Joe Hill enfin, emprunte à la ballade sa naïveté et sa chaleur pour décrire les dernières années de Joe Hill, poète révolutionnaire, chantre d’une contestation populaire, fusillé par la société capitaliste et utilisé par ses amis, jusque dans la mort, comme flambeau de leur action politique.
Par les sujets abordés, par la présence de Thommy Berggren et par le traitement cinématographique choisi, ces films sont parfaitement complémentaires. (4)
La démarche suivie par Widerberg est d’une grande cohérence.
Le héros du Quartier du corbeau est partagé entre fidélité à sa classe (le prolétariat suédois aux environs de 1936, alors que les Nazis se déchaînent et que le chômage s’accroît) et la tentation de l’évasion à laquelle il cède finalement.
Mais si, en quittant un milieu où ses ambitions d’écrivain ne peuvent s’épanouir, il se situe à mi-chemin de la révolte adolescente et d’une conscience de classe adulte, la dernière image est ambiguë. Sa dernière vision est une petite fille en train de jouer avec une ombrelle dans un terrain vague : Remords ou espérance ?
Les personnages de Elvira Madigan, eux, choisissent délibérément l’impasse d’une rupture totale avec la société. Leur bonheur est alors voué à l’asphyxie d’un isolement intenable, et il s’effrite peu à peu. Les paliers de la déchéance décrivent avec lucidité la perte de substance de l’individu lorsqu’il n’est plus solidaire de la collectivité. À cent lieux d’un romantisme mièvre, le film n’évoque plus qu’un amour sans assises sociales solides qui, à la fois, s’anéantit et s’affirme avec le coup de revolver final qui immobilise, en un douloureux arrêt sur image, Elvira, dont les mains tendues sont à peine refermées sur un papillon blanc.
Avec Adalen 31, Widerberg élabore une synthèse entre le réalisme poétique du Quartier du corbeau et le lyrisme échevelé de Elvira.

__ÉNONCÉ__. Rédigez la suite du texte sur les films de Widerberg en reprenant juste après sa dernière phrase. Vous pouvez vous passer de la liste pour ce travail.

__JEU DE DONNÉES__.
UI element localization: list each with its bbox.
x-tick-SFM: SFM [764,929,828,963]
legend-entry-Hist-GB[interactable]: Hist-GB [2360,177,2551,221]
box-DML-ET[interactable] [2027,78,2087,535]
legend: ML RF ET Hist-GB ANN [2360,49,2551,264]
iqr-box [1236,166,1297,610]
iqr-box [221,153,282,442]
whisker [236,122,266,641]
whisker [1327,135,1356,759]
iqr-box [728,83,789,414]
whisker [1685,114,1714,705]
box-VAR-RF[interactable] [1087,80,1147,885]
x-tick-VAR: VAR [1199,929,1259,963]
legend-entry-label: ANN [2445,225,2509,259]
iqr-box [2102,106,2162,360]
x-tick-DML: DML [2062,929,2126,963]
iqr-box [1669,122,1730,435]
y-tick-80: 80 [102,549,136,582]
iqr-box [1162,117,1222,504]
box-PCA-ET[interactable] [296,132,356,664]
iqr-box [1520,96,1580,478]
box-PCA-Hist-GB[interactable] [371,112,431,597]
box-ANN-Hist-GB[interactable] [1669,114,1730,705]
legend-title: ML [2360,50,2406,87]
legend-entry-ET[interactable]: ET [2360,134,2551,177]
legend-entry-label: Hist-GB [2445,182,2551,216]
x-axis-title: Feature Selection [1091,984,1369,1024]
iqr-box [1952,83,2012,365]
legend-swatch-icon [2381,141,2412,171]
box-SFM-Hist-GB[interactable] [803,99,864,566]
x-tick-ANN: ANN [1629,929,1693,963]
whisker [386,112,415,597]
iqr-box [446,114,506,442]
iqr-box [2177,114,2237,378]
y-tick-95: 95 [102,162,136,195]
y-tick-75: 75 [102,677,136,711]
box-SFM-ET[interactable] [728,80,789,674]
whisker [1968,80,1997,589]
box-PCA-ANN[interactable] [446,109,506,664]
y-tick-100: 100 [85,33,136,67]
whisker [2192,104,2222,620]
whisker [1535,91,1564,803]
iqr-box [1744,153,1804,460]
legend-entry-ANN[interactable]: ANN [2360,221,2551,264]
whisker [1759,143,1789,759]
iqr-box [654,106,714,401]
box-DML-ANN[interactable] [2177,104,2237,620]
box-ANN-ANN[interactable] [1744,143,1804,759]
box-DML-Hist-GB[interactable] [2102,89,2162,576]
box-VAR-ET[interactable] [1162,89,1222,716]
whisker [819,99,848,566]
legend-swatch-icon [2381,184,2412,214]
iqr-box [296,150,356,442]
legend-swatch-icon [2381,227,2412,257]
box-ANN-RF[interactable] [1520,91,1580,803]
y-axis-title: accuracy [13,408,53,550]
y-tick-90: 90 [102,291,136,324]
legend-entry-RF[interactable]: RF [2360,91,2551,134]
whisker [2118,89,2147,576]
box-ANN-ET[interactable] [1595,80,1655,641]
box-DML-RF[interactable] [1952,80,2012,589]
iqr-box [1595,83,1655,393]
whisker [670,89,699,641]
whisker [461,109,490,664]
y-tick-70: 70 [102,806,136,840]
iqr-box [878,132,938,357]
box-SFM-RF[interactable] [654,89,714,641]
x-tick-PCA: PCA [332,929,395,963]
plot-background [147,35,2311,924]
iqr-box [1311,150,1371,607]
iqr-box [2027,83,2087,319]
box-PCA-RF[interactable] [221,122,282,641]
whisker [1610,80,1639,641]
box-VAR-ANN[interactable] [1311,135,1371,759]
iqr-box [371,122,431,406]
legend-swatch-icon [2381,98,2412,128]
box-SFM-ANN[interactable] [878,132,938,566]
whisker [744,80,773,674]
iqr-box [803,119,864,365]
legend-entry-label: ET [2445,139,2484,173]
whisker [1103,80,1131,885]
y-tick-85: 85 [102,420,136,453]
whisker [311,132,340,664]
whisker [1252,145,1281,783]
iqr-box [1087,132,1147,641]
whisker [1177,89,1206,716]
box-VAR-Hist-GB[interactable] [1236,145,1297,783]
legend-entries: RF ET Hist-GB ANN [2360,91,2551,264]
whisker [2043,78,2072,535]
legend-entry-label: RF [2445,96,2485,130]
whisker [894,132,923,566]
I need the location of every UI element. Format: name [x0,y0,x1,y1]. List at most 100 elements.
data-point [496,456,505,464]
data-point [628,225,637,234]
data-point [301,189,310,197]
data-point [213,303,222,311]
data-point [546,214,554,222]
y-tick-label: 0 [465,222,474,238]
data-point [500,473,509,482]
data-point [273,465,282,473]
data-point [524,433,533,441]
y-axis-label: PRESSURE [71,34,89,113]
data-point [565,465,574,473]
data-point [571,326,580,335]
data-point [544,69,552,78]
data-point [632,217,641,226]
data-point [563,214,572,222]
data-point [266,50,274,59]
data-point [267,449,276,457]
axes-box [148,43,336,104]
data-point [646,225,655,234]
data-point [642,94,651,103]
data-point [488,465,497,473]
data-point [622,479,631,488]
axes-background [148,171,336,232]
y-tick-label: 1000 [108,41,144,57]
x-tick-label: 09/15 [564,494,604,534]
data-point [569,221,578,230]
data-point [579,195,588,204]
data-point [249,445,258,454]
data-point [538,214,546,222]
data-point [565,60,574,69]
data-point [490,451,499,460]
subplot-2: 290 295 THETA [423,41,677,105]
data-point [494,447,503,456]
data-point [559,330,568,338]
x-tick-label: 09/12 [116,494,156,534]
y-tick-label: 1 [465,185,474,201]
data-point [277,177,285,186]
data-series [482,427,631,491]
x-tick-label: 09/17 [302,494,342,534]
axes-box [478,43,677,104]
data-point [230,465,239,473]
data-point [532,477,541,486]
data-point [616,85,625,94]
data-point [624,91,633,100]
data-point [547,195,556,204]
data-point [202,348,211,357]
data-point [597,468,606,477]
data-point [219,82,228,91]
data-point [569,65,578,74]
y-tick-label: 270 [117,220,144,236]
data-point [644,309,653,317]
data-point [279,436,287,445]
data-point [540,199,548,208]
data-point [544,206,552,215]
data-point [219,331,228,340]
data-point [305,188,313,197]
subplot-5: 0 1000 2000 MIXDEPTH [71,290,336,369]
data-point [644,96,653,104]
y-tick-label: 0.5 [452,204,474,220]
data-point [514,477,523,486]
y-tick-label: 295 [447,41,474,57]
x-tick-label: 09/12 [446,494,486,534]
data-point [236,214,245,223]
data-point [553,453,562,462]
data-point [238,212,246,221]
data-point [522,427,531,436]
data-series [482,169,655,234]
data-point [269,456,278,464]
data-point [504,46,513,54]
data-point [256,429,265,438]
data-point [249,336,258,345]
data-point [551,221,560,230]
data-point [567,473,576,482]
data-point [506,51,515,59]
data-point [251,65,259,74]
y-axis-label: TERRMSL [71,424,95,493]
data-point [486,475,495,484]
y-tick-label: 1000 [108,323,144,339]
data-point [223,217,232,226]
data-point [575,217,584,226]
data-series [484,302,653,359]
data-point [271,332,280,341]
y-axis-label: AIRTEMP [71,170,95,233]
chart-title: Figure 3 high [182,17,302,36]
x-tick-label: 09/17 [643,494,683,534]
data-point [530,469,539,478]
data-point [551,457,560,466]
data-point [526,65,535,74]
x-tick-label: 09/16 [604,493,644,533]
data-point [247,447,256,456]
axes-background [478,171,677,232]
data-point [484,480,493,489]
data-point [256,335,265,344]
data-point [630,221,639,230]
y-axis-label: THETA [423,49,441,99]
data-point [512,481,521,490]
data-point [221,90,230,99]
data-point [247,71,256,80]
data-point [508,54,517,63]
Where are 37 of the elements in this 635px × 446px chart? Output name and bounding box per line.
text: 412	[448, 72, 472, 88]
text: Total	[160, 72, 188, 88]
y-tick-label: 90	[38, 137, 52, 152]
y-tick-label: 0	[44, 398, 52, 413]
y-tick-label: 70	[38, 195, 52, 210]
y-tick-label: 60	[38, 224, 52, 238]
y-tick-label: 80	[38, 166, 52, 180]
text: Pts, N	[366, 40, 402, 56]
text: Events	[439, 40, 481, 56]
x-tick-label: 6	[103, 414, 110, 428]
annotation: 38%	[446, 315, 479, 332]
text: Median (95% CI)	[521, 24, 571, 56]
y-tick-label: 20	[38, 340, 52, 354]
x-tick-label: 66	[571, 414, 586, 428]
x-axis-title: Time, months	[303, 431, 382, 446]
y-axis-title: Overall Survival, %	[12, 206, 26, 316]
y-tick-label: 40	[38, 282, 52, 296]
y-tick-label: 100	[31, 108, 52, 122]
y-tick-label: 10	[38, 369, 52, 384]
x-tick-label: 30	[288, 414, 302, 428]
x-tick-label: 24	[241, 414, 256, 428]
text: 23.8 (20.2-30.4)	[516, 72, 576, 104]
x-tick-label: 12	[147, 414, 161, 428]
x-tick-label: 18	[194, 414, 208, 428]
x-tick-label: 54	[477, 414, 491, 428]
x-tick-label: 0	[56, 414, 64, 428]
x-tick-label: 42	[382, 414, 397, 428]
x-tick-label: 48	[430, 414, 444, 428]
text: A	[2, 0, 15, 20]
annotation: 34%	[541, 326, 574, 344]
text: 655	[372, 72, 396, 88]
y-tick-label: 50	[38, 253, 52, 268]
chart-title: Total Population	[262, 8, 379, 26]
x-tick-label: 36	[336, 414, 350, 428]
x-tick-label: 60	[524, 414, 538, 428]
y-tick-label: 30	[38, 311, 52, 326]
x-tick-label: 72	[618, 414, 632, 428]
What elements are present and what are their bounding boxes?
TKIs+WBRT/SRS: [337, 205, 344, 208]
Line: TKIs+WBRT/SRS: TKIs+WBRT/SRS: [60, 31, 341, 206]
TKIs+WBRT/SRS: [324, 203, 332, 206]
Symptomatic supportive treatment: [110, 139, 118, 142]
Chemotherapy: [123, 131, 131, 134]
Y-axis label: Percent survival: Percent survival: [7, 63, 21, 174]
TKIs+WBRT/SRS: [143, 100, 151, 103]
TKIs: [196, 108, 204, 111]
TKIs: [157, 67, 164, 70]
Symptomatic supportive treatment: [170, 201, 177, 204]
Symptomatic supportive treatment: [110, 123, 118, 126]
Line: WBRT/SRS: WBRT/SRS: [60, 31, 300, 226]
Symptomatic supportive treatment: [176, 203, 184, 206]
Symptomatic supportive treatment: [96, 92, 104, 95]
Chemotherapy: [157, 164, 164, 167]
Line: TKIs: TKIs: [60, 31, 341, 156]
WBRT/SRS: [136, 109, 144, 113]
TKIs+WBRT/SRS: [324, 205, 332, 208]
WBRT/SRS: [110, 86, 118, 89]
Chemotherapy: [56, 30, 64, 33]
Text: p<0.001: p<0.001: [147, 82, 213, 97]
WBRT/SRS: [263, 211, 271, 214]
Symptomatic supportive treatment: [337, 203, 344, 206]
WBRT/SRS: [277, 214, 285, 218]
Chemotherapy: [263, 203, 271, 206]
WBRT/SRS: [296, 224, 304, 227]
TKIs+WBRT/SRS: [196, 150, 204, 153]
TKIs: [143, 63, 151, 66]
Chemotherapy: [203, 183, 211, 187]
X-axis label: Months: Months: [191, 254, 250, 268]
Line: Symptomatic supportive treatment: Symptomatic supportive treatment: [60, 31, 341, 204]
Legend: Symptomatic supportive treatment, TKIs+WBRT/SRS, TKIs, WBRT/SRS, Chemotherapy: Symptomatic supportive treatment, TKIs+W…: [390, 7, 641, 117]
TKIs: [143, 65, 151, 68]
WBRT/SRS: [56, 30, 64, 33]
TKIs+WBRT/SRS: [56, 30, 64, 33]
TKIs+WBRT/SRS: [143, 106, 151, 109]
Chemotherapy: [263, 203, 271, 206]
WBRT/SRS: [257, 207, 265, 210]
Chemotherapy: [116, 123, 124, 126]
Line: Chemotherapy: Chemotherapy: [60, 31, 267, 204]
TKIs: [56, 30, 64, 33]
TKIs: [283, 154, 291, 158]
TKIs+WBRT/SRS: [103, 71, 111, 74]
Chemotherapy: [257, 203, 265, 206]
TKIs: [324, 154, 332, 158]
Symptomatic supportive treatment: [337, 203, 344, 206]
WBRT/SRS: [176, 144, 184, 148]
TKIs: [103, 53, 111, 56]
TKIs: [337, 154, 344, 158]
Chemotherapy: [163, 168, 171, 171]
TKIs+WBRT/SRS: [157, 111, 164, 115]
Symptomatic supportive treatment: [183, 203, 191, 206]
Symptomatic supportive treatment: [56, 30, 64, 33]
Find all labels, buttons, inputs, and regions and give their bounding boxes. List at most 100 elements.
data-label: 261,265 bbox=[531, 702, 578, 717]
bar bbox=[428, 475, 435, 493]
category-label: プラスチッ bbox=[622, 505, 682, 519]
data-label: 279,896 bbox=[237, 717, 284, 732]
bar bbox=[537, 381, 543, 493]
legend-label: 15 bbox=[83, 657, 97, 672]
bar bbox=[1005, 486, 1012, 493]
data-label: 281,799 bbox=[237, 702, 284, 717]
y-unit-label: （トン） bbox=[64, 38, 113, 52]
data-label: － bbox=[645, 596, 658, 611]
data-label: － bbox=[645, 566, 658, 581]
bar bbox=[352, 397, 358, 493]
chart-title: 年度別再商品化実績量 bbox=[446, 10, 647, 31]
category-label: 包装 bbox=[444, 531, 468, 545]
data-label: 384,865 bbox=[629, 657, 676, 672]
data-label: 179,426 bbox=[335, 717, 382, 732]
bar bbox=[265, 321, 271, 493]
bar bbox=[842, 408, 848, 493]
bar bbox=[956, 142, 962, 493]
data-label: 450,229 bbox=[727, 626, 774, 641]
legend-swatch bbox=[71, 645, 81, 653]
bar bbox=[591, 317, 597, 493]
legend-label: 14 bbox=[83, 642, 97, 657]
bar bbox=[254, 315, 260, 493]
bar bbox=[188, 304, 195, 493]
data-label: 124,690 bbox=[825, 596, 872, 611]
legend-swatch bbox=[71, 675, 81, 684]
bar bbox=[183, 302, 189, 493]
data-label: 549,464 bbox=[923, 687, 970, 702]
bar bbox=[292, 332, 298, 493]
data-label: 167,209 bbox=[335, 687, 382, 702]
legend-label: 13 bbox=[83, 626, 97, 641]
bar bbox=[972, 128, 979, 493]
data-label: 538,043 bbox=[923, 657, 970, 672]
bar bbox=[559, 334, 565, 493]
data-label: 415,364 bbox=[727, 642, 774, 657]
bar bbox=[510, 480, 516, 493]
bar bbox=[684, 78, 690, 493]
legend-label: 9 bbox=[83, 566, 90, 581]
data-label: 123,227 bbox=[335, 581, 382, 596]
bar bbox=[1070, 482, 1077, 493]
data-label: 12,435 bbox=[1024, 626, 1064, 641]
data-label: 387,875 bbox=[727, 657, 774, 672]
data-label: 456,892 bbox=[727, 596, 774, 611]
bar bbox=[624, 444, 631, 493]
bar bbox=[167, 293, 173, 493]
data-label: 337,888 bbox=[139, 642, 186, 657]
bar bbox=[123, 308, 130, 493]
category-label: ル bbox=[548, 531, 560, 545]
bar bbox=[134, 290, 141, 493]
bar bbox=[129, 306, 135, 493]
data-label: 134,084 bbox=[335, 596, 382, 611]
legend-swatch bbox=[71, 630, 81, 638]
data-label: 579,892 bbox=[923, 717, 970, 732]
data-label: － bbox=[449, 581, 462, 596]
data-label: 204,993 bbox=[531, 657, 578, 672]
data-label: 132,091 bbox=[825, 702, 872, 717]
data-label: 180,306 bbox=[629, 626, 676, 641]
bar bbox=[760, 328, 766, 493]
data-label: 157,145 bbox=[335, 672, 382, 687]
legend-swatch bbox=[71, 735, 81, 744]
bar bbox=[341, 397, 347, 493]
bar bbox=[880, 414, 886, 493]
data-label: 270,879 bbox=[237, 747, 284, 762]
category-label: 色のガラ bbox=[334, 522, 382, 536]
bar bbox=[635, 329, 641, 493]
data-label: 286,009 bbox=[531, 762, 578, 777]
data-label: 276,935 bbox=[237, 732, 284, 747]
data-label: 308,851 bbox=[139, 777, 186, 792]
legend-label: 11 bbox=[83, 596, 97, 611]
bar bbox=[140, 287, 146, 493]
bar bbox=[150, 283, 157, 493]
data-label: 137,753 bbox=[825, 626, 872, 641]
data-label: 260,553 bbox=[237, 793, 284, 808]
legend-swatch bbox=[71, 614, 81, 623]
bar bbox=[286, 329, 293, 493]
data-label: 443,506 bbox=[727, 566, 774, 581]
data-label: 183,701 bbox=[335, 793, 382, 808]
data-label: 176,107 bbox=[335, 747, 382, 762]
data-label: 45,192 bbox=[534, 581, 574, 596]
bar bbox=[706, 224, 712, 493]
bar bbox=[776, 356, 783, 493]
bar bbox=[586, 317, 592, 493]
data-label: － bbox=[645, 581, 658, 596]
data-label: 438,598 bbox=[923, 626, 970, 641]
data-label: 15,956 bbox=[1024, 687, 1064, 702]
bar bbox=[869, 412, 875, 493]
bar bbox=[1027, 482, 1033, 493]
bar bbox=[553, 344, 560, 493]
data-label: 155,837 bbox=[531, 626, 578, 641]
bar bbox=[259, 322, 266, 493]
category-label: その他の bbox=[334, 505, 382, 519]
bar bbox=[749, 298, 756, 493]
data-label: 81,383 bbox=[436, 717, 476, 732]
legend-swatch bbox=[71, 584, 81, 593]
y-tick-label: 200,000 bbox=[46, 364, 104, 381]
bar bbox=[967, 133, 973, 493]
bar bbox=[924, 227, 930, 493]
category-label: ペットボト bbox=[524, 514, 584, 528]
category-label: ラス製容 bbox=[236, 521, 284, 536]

__RÉPONSE__.
Il ne prétend pas faire l’analyse politique d’une grève. Il se veut peintre d’une tragédie humaine dont la grève est l’origine et le cadre. Il choisit non seulement de montrer des usines fermées, la détresse des hommes et des femmes sans travail, les tentatives des patrons pour briser la résistance ouvrière, mais il saisit aussi la vie des familles et restitue ainsi une densité humaine à ses personnages qui deviennent bien plus que des symboles politiques. En nous faisant faire la connaissance, dans un premier temps, des victimes de la manifestation, il nous montre ensuite des meurtres qui ne sont plus anonymes, mais qui pèsent le poids de tous les bonheurs entrevus et interrompus.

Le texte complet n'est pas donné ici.